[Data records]
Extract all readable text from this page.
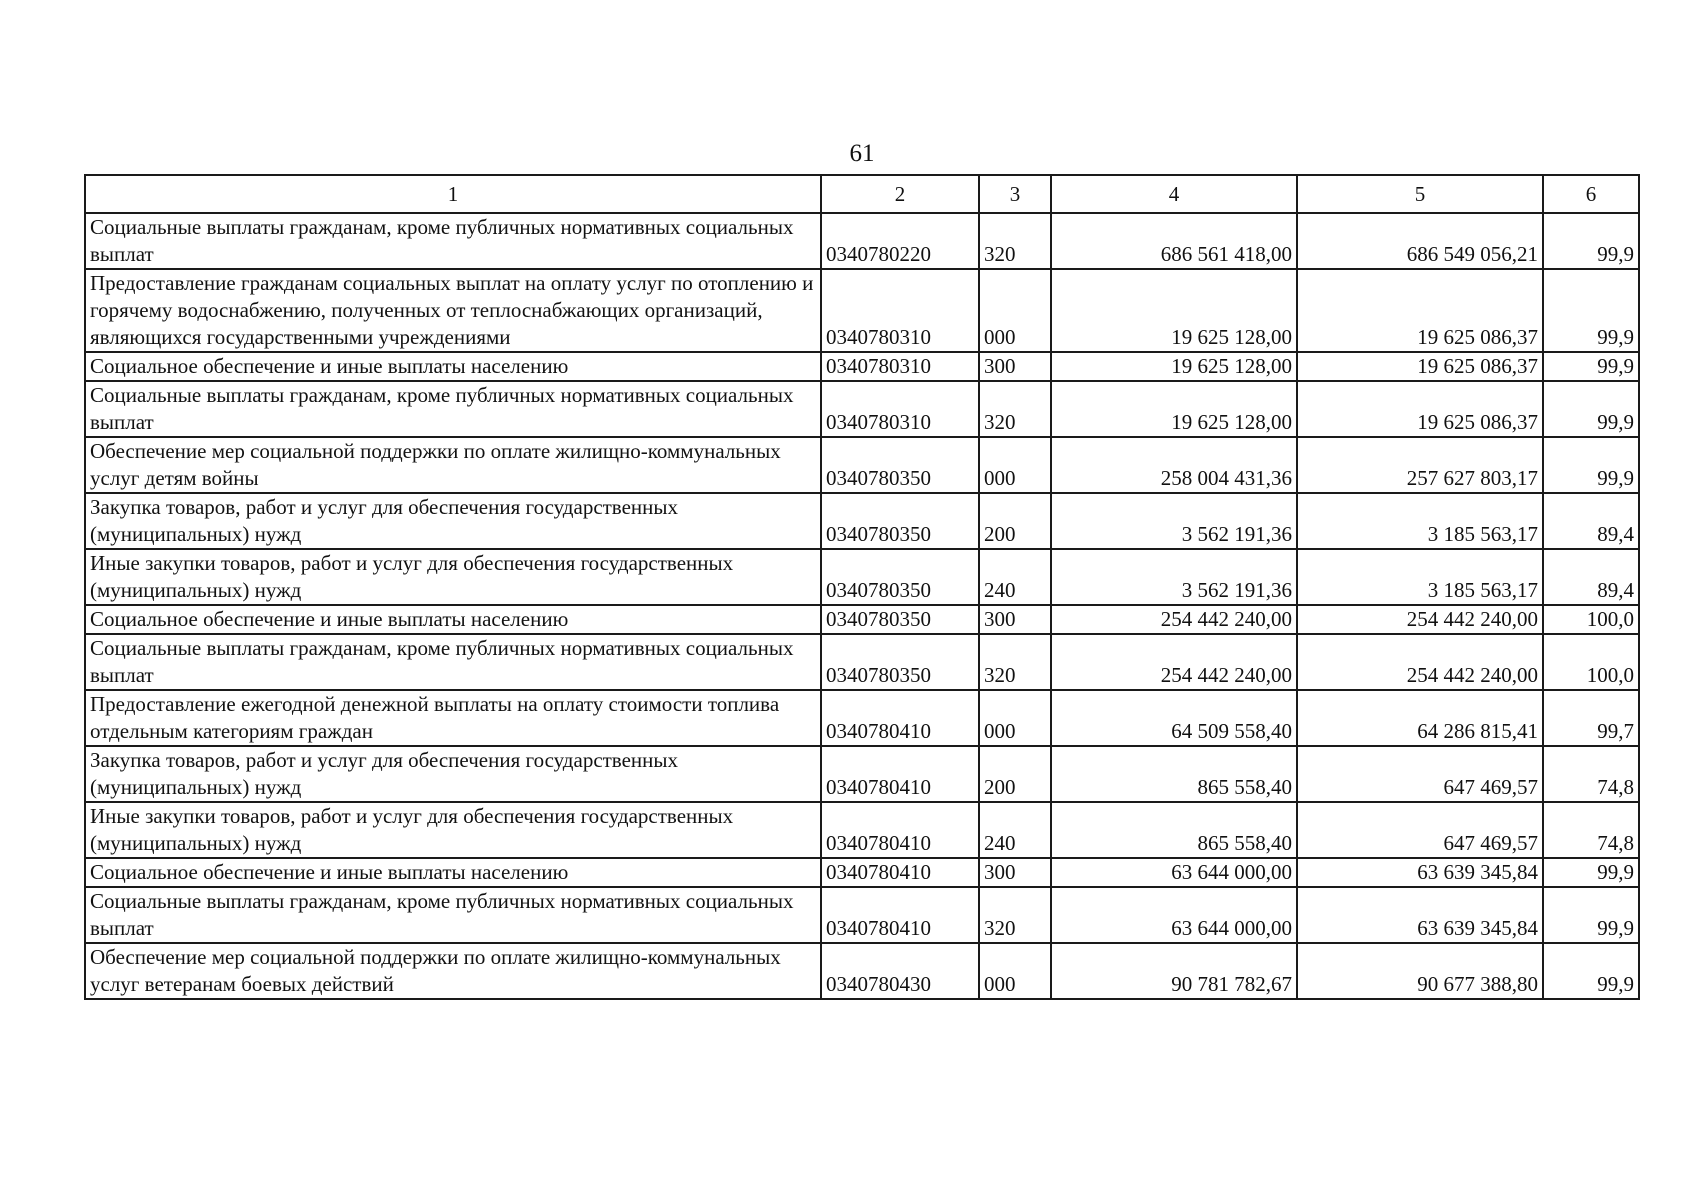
61
1	2	3	4	5	6
Социальные выплаты гражданам, кроме публичных нормативных социальных выплат	0340780220	320	686 561 418,00	686 549 056,21	99,9
Предоставление гражданам социальных выплат на оплату услуг по отоплению и горячему водоснабжению, полученных от теплоснабжающих организаций, являющихся государственными учреждениями	0340780310	000	19 625 128,00	19 625 086,37	99,9
Социальное обеспечение и иные выплаты населению	0340780310	300	19 625 128,00	19 625 086,37	99,9
Социальные выплаты гражданам, кроме публичных нормативных социальных выплат	0340780310	320	19 625 128,00	19 625 086,37	99,9
Обеспечение мер социальной поддержки по оплате жилищно-коммунальных услуг детям войны	0340780350	000	258 004 431,36	257 627 803,17	99,9
Закупка товаров, работ и услуг для обеспечения государственных (муниципальных) нужд	0340780350	200	3 562 191,36	3 185 563,17	89,4
Иные закупки товаров, работ и услуг для обеспечения государственных (муниципальных) нужд	0340780350	240	3 562 191,36	3 185 563,17	89,4
Социальное обеспечение и иные выплаты населению	0340780350	300	254 442 240,00	254 442 240,00	100,0
Социальные выплаты гражданам, кроме публичных нормативных социальных выплат	0340780350	320	254 442 240,00	254 442 240,00	100,0
Предоставление ежегодной денежной выплаты на оплату стоимости топлива отдельным категориям граждан	0340780410	000	64 509 558,40	64 286 815,41	99,7
Закупка товаров, работ и услуг для обеспечения государственных (муниципальных) нужд	0340780410	200	865 558,40	647 469,57	74,8
Иные закупки товаров, работ и услуг для обеспечения государственных (муниципальных) нужд	0340780410	240	865 558,40	647 469,57	74,8
Социальное обеспечение и иные выплаты населению	0340780410	300	63 644 000,00	63 639 345,84	99,9
Социальные выплаты гражданам, кроме публичных нормативных социальных выплат	0340780410	320	63 644 000,00	63 639 345,84	99,9
Обеспечение мер социальной поддержки по оплате жилищно-коммунальных услуг ветеранам боевых действий	0340780430	000	90 781 782,67	90 677 388,80	99,9
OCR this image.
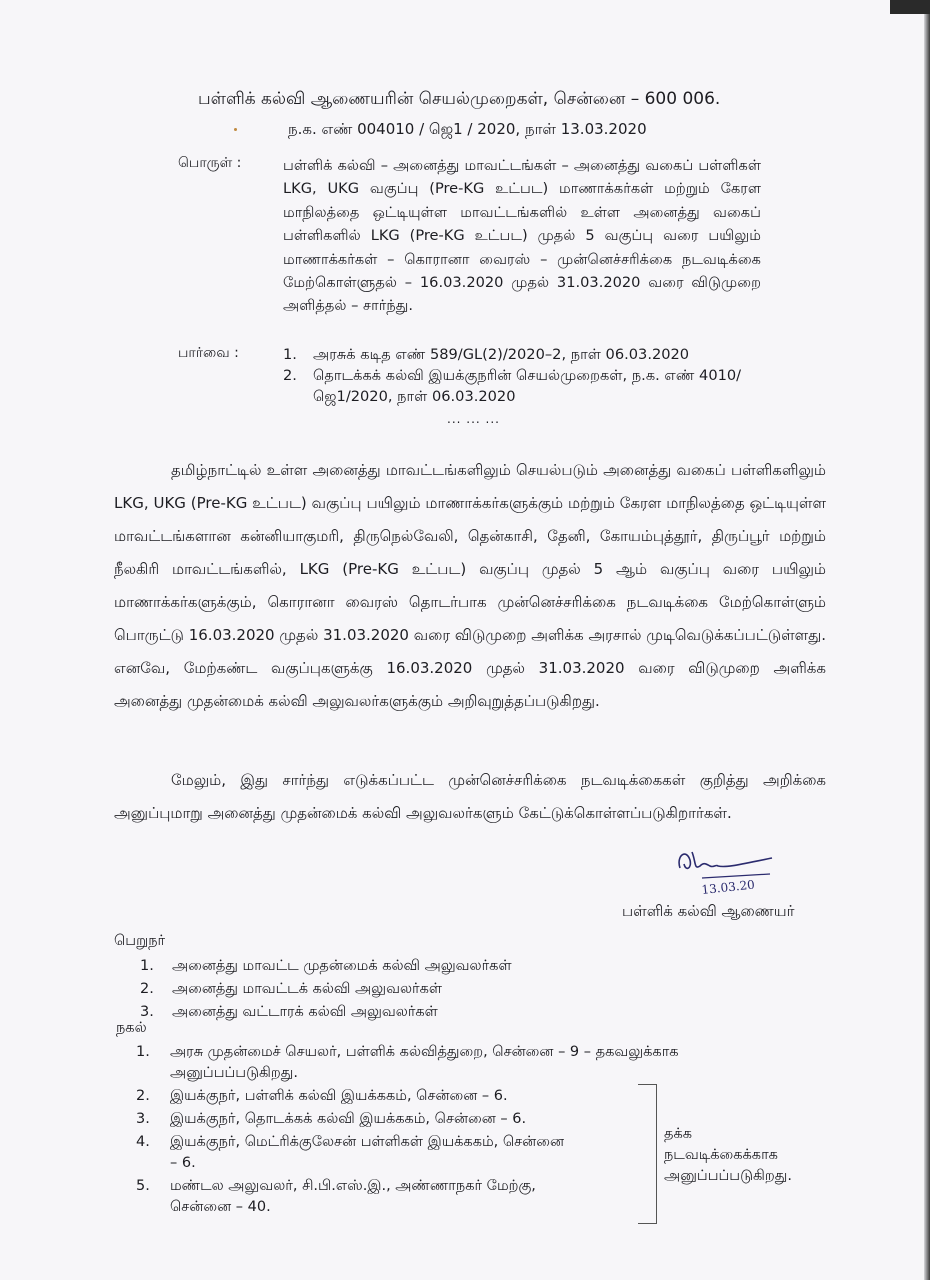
பள்ளிக் கல்வி ஆணையரின் செயல்முறைகள், சென்னை – 600 006.
ந.க. எண் 004010 / ஜெ1 / 2020, நாள் 13.03.2020
பொருள் :	பள்ளிக் கல்வி – அனைத்து மாவட்டங்கள் – அனைத்து வகைப் பள்ளிகள் LKG, UKG வகுப்பு (Pre-KG உட்பட) மாணாக்கர்கள் மற்றும் கேரள மாநிலத்தை ஒட்டியுள்ள மாவட்டங்களில் உள்ள அனைத்து வகைப் பள்ளிகளில் LKG (Pre-KG உட்பட) முதல் 5 வகுப்பு வரை பயிலும் மாணாக்கர்கள் – கொரானா வைரஸ் – முன்னெச்சரிக்கை நடவடிக்கை மேற்கொள்ளுதல் – 16.03.2020 முதல் 31.03.2020 வரை விடுமுறை அளித்தல் – சார்ந்து.
பார்வை :	1.	அரசுக் கடித எண் 589/GL(2)/2020–2, நாள் 06.03.2020
2.	தொடக்கக் கல்வி இயக்குநரின் செயல்முறைகள், ந.க. எண் 4010/ஜெ1/2020, நாள் 06.03.2020
... ... ...
தமிழ்நாட்டில் உள்ள அனைத்து மாவட்டங்களிலும் செயல்படும் அனைத்து வகைப் பள்ளிகளிலும் LKG, UKG (Pre-KG உட்பட) வகுப்பு பயிலும் மாணாக்கர்களுக்கும் மற்றும் கேரள மாநிலத்தை ஒட்டியுள்ள மாவட்டங்களான கன்னியாகுமரி, திருநெல்வேலி, தென்காசி, தேனி, கோயம்புத்தூர், திருப்பூர் மற்றும் நீலகிரி மாவட்டங்களில், LKG (Pre-KG உட்பட) வகுப்பு முதல் 5 ஆம் வகுப்பு வரை பயிலும் மாணாக்கர்களுக்கும், கொரானா வைரஸ் தொடர்பாக முன்னெச்சரிக்கை நடவடிக்கை மேற்கொள்ளும் பொருட்டு 16.03.2020 முதல் 31.03.2020 வரை விடுமுறை அளிக்க அரசால் முடிவெடுக்கப்பட்டுள்ளது. எனவே, மேற்கண்ட வகுப்புகளுக்கு 16.03.2020 முதல் 31.03.2020 வரை விடுமுறை அளிக்க அனைத்து முதன்மைக் கல்வி அலுவலர்களுக்கும் அறிவுறுத்தப்படுகிறது.
மேலும், இது சார்ந்து எடுக்கப்பட்ட முன்னெச்சரிக்கை நடவடிக்கைகள் குறித்து அறிக்கை அனுப்புமாறு அனைத்து முதன்மைக் கல்வி அலுவலர்களும் கேட்டுக்கொள்ளப்படுகிறார்கள்.
13.03.20
பள்ளிக் கல்வி ஆணையர்
பெறுநர்
1.	அனைத்து மாவட்ட முதன்மைக் கல்வி அலுவலர்கள்
2.	அனைத்து மாவட்டக் கல்வி அலுவலர்கள்
3.	அனைத்து வட்டாரக் கல்வி அலுவலர்கள்
நகல்
1.	அரசு முதன்மைச் செயலர், பள்ளிக் கல்வித்துறை, சென்னை – 9 – தகவலுக்காக அனுப்பப்படுகிறது.
2.	இயக்குநர், பள்ளிக் கல்வி இயக்ககம், சென்னை – 6.
3.	இயக்குநர், தொடக்கக் கல்வி இயக்ககம், சென்னை – 6.
4.	இயக்குநர், மெட்ரிக்குலேசன் பள்ளிகள் இயக்ககம், சென்னை – 6.
5.	மண்டல அலுவலர், சி.பி.எஸ்.இ., அண்ணாநகர் மேற்கு, சென்னை – 40.
தக்க
நடவடிக்கைக்காக
அனுப்பப்படுகிறது.
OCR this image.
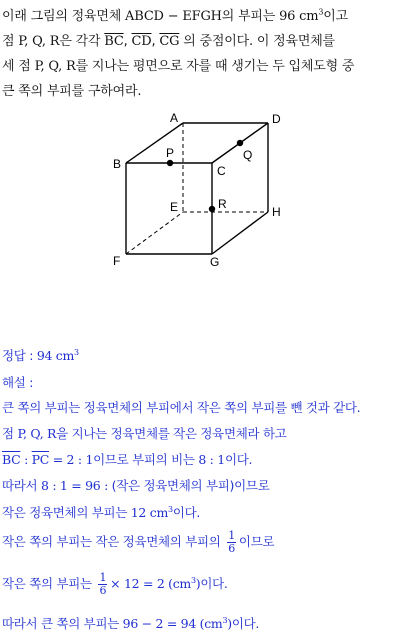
이래 그림의 정육면체 ABCD − EFGH의 부피는 96 $cm^3$이고
점 P, Q, R은 각각 $\overline{BC}$, $\overline{CD}$, $\overline{CG}$ 의 중점이다. 이 정육면체를
세 점 P, Q, R를 지나는 평면으로 자를 때 생기는 두 입체도형 중
큰 쪽의 부피를 구하여라.
A
B	C
D
E
F	G
H
P	Q
R
정답 : 94 $cm^3$
해설 :
큰 쪽의 부피는 정육면체의 부피에서 작은 쪽의 부피를 뺀 것과 같다.
점 P, Q, R을 지나는 정육면체를 작은 정육면체라 하고
$\overline{BC}$ : $\overline{PC} = 2$ : 1이므로 부피의 비는 8 : 1이다.
따라서 8 : 1 = 96 : (작은 정육면체의 부피)이므로
작은 정육면체의 부피는 12 $cm^3$이다.
작은 쪽의 부피는 작은 정육면체의 부피의 $\frac{1}{6}$ 이므로
작은 쪽의 부피는 $\frac{1}{6} \times 12 = 2$ $(cm^3)$이다.
따라서 큰 쪽의 부피는 96 − 2 = 94 $(cm^3)$이다.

What you have to do: Reproduce the material word for word. Any pictures should be left out of the copy.

Response below:
Extract all readable text from this page.
61
1	2	3	4	5	6
Социальные выплаты гражданам, кроме публичных нормативных социальных выплат	0340780220	320	686 561 418,00	686 549 056,21	99,9
Предоставление гражданам социальных выплат на оплату услуг по отоплению и горячему водоснабжению, полученных от теплоснабжающих организаций, являющихся государственными учреждениями	0340780310	000	19 625 128,00	19 625 086,37	99,9
Социальное обеспечение и иные выплаты населению	0340780310	300	19 625 128,00	19 625 086,37	99,9
Социальные выплаты гражданам, кроме публичных нормативных социальных выплат	0340780310	320	19 625 128,00	19 625 086,37	99,9
Обеспечение мер социальной поддержки по оплате жилищно-коммунальных услуг детям войны	0340780350	000	258 004 431,36	257 627 803,17	99,9
Закупка товаров, работ и услуг для обеспечения государственных (муниципальных) нужд	0340780350	200	3 562 191,36	3 185 563,17	89,4
Иные закупки товаров, работ и услуг для обеспечения государственных (муниципальных) нужд	0340780350	240	3 562 191,36	3 185 563,17	89,4
Социальное обеспечение и иные выплаты населению	0340780350	300	254 442 240,00	254 442 240,00	100,0
Социальные выплаты гражданам, кроме публичных нормативных социальных выплат	0340780350	320	254 442 240,00	254 442 240,00	100,0
Предоставление ежегодной денежной выплаты на оплату стоимости топлива отдельным категориям граждан	0340780410	000	64 509 558,40	64 286 815,41	99,7
Закупка товаров, работ и услуг для обеспечения государственных (муниципальных) нужд	0340780410	200	865 558,40	647 469,57	74,8
Иные закупки товаров, работ и услуг для обеспечения государственных (муниципальных) нужд	0340780410	240	865 558,40	647 469,57	74,8
Социальное обеспечение и иные выплаты населению	0340780410	300	63 644 000,00	63 639 345,84	99,9
Социальные выплаты гражданам, кроме публичных нормативных социальных выплат	0340780410	320	63 644 000,00	63 639 345,84	99,9
Обеспечение мер социальной поддержки по оплате жилищно-коммунальных услуг ветеранам боевых действий	0340780430	000	90 781 782,67	90 677 388,80	99,9
OCR this image.
பள்ளிக் கல்வி ஆணையரின் செயல்முறைகள், சென்னை – 600 006.
ந.க. எண் 004010 / ஜெ1 / 2020, நாள் 13.03.2020
பொருள் :	பள்ளிக் கல்வி – அனைத்து மாவட்டங்கள் – அனைத்து வகைப் பள்ளிகள் LKG, UKG வகுப்பு (Pre-KG உட்பட) மாணாக்கர்கள் மற்றும் கேரள மாநிலத்தை ஒட்டியுள்ள மாவட்டங்களில் உள்ள அனைத்து வகைப் பள்ளிகளில் LKG (Pre-KG உட்பட) முதல் 5 வகுப்பு வரை பயிலும் மாணாக்கர்கள் – கொரானா வைரஸ் – முன்னெச்சரிக்கை நடவடிக்கை மேற்கொள்ளுதல் – 16.03.2020 முதல் 31.03.2020 வரை விடுமுறை அளித்தல் – சார்ந்து.
பார்வை :	1.	அரசுக் கடித எண் 589/GL(2)/2020–2, நாள் 06.03.2020
2.	தொடக்கக் கல்வி இயக்குநரின் செயல்முறைகள், ந.க. எண் 4010/ஜெ1/2020, நாள் 06.03.2020
... ... ...
தமிழ்நாட்டில் உள்ள அனைத்து மாவட்டங்களிலும் செயல்படும் அனைத்து வகைப் பள்ளிகளிலும் LKG, UKG (Pre-KG உட்பட) வகுப்பு பயிலும் மாணாக்கர்களுக்கும் மற்றும் கேரள மாநிலத்தை ஒட்டியுள்ள மாவட்டங்களான கன்னியாகுமரி, திருநெல்வேலி, தென்காசி, தேனி, கோயம்புத்தூர், திருப்பூர் மற்றும் நீலகிரி மாவட்டங்களில், LKG (Pre-KG உட்பட) வகுப்பு முதல் 5 ஆம் வகுப்பு வரை பயிலும் மாணாக்கர்களுக்கும், கொரானா வைரஸ் தொடர்பாக முன்னெச்சரிக்கை நடவடிக்கை மேற்கொள்ளும் பொருட்டு 16.03.2020 முதல் 31.03.2020 வரை விடுமுறை அளிக்க அரசால் முடிவெடுக்கப்பட்டுள்ளது. எனவே, மேற்கண்ட வகுப்புகளுக்கு 16.03.2020 முதல் 31.03.2020 வரை விடுமுறை அளிக்க அனைத்து முதன்மைக் கல்வி அலுவலர்களுக்கும் அறிவுறுத்தப்படுகிறது.
மேலும், இது சார்ந்து எடுக்கப்பட்ட முன்னெச்சரிக்கை நடவடிக்கைகள் குறித்து அறிக்கை அனுப்புமாறு அனைத்து முதன்மைக் கல்வி அலுவலர்களும் கேட்டுக்கொள்ளப்படுகிறார்கள்.
13.03.20
பள்ளிக் கல்வி ஆணையர்
பெறுநர்
1.	அனைத்து மாவட்ட முதன்மைக் கல்வி அலுவலர்கள்
2.	அனைத்து மாவட்டக் கல்வி அலுவலர்கள்
3.	அனைத்து வட்டாரக் கல்வி அலுவலர்கள்
நகல்
1.	அரசு முதன்மைச் செயலர், பள்ளிக் கல்வித்துறை, சென்னை – 9 – தகவலுக்காக அனுப்பப்படுகிறது.
2.	இயக்குநர், பள்ளிக் கல்வி இயக்ககம், சென்னை – 6.
3.	இயக்குநர், தொடக்கக் கல்வி இயக்ககம், சென்னை – 6.
4.	இயக்குநர், மெட்ரிக்குலேசன் பள்ளிகள் இயக்ககம், சென்னை – 6.
5.	மண்டல அலுவலர், சி.பி.எஸ்.இ., அண்ணாநகர் மேற்கு, சென்னை – 40.
தக்க
நடவடிக்கைக்காக
அனுப்பப்படுகிறது.
OCR this image.
이래 그림의 정육면체 ABCD − EFGH의 부피는 96 $cm^3$이고
점 P, Q, R은 각각 $\overline{BC}$, $\overline{CD}$, $\overline{CG}$ 의 중점이다. 이 정육면체를
세 점 P, Q, R를 지나는 평면으로 자를 때 생기는 두 입체도형 중
큰 쪽의 부피를 구하여라.
A
B	C
D
E
F	G
H
P	Q
R
정답 : 94 $cm^3$
해설 :
큰 쪽의 부피는 정육면체의 부피에서 작은 쪽의 부피를 뺀 것과 같다.
점 P, Q, R을 지나는 정육면체를 작은 정육면체라 하고
$\overline{BC}$ : $\overline{PC} = 2$ : 1이므로 부피의 비는 8 : 1이다.
따라서 8 : 1 = 96 : (작은 정육면체의 부피)이므로
작은 정육면체의 부피는 12 $cm^3$이다.
작은 쪽의 부피는 작은 정육면체의 부피의 $\frac{1}{6}$ 이므로
작은 쪽의 부피는 $\frac{1}{6} \times 12 = 2$ $(cm^3)$이다.
따라서 큰 쪽의 부피는 96 − 2 = 94 $(cm^3)$이다.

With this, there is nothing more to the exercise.